◆ **Stated exercise**: Without the pictures, copy the entries below word for word.

.....

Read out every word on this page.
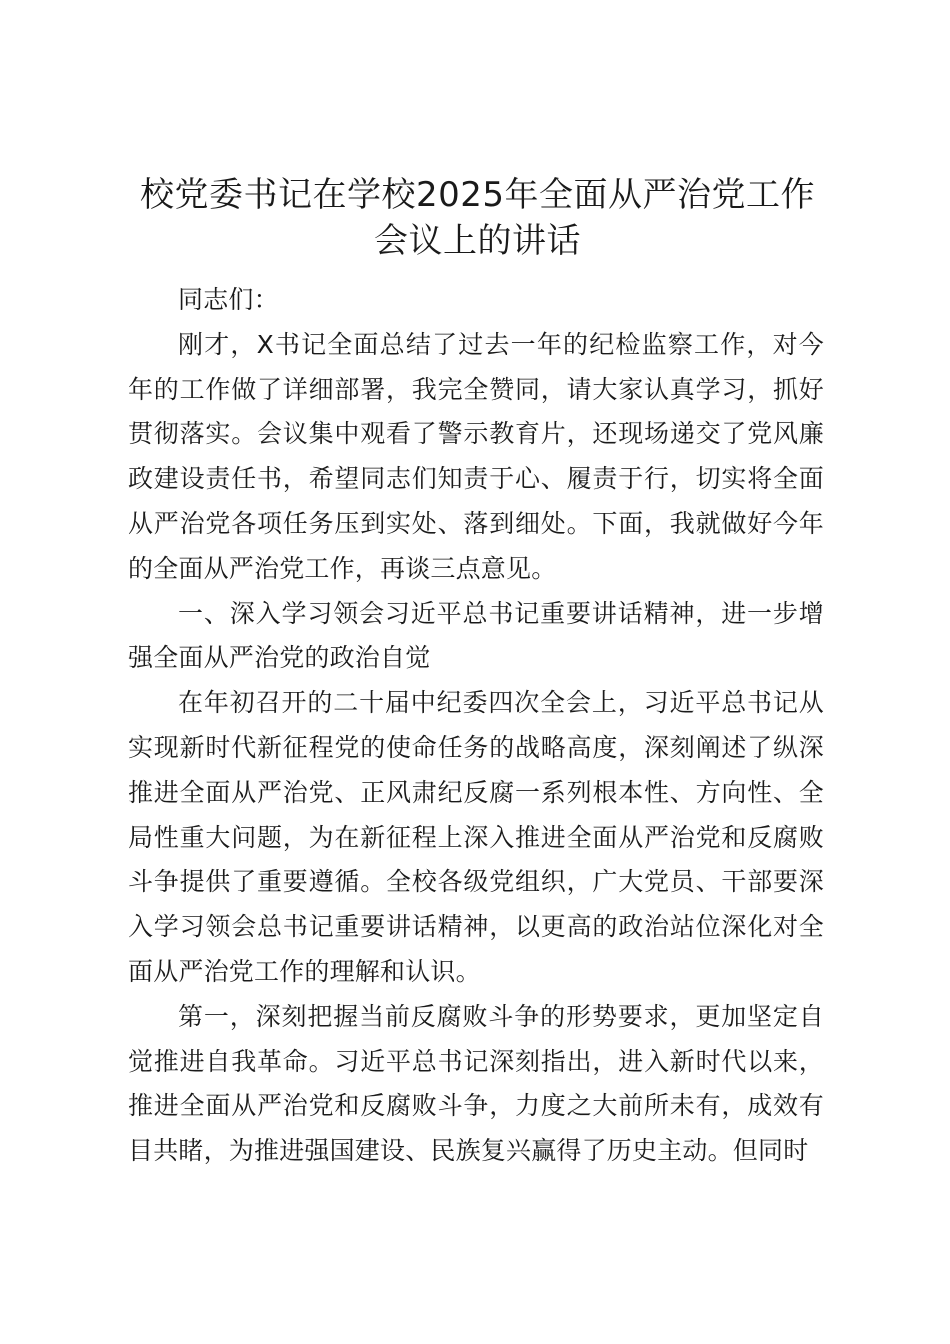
校党委书记在学校2025年全面从严治党工作
会议上的讲话

同志们：

刚才，X书记全面总结了过去一年的纪检监察工作，对今年的工作做了详细部署，我完全赞同，请大家认真学习，抓好贯彻落实。会议集中观看了警示教育片，还现场递交了党风廉政建设责任书，希望同志们知责于心、履责于行，切实将全面从严治党各项任务压到实处、落到细处。下面，我就做好今年的全面从严治党工作，再谈三点意见。

一、深入学习领会习近平总书记重要讲话精神，进一步增强全面从严治党的政治自觉

在年初召开的二十届中纪委四次全会上，习近平总书记从实现新时代新征程党的使命任务的战略高度，深刻阐述了纵深推进全面从严治党、正风肃纪反腐一系列根本性、方向性、全局性重大问题，为在新征程上深入推进全面从严治党和反腐败斗争提供了重要遵循。全校各级党组织，广大党员、干部要深入学习领会总书记重要讲话精神，以更高的政治站位深化对全面从严治党工作的理解和认识。

第一，深刻把握当前反腐败斗争的形势要求，更加坚定自觉推进自我革命。习近平总书记深刻指出，进入新时代以来，推进全面从严治党和反腐败斗争，力度之大前所未有，成效有目共睹，为推进强国建设、民族复兴赢得了历史主动。但同时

.....

◆ **Exercise answer**:
Read out every word on this page.
校党委书记在学校2025年全面从严治党工作
会议上的讲话

同志们：

刚才，X书记全面总结了过去一年的纪检监察工作，对今年的工作做了详细部署，我完全赞同，请大家认真学习，抓好贯彻落实。会议集中观看了警示教育片，还现场递交了党风廉政建设责任书，希望同志们知责于心、履责于行，切实将全面从严治党各项任务压到实处、落到细处。下面，我就做好今年的全面从严治党工作，再谈三点意见。

一、深入学习领会习近平总书记重要讲话精神，进一步增强全面从严治党的政治自觉

在年初召开的二十届中纪委四次全会上，习近平总书记从实现新时代新征程党的使命任务的战略高度，深刻阐述了纵深推进全面从严治党、正风肃纪反腐一系列根本性、方向性、全局性重大问题，为在新征程上深入推进全面从严治党和反腐败斗争提供了重要遵循。全校各级党组织，广大党员、干部要深入学习领会总书记重要讲话精神，以更高的政治站位深化对全面从严治党工作的理解和认识。

第一，深刻把握当前反腐败斗争的形势要求，更加坚定自觉推进自我革命。习近平总书记深刻指出，进入新时代以来，推进全面从严治党和反腐败斗争，力度之大前所未有，成效有目共睹，为推进强国建设、民族复兴赢得了历史主动。但同时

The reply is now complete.